Work instructions: Take all the material and copy it exactly.

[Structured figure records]
----------------------------------------

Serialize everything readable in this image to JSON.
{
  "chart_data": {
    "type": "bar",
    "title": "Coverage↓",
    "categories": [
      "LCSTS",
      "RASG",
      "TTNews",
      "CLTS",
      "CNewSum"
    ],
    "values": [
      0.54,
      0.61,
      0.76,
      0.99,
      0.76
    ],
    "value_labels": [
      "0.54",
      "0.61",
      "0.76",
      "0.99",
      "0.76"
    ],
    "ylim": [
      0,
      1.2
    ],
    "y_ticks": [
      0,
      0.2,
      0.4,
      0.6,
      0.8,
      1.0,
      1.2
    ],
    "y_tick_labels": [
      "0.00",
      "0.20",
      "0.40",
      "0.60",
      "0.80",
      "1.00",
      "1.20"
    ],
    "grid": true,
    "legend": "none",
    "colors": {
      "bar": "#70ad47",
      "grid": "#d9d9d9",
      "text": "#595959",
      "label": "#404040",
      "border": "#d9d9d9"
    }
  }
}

----------------------------------------

Answer to the exercise:
Serialize everything readable in this image to JSON.
{
  "chart_data": {
    "type": "bar",
    "title": "Coverage↓",
    "categories": [
      "LCSTS",
      "RASG",
      "TTNews",
      "CLTS",
      "CNewSum"
    ],
    "values": [
      0.54,
      0.61,
      0.76,
      0.99,
      0.76
    ],
    "value_labels": [
      "0.54",
      "0.61",
      "0.76",
      "0.99",
      "0.76"
    ],
    "ylim": [
      0,
      1.2
    ],
    "y_ticks": [
      0,
      0.2,
      0.4,
      0.6,
      0.8,
      1.0,
      1.2
    ],
    "y_tick_labels": [
      "0.00",
      "0.20",
      "0.40",
      "0.60",
      "0.80",
      "1.00",
      "1.20"
    ],
    "grid": true,
    "legend": "none",
    "colors": {
      "bar": "#70ad47",
      "grid": "#d9d9d9",
      "text": "#595959",
      "label": "#404040",
      "border": "#d9d9d9"
    }
  }
}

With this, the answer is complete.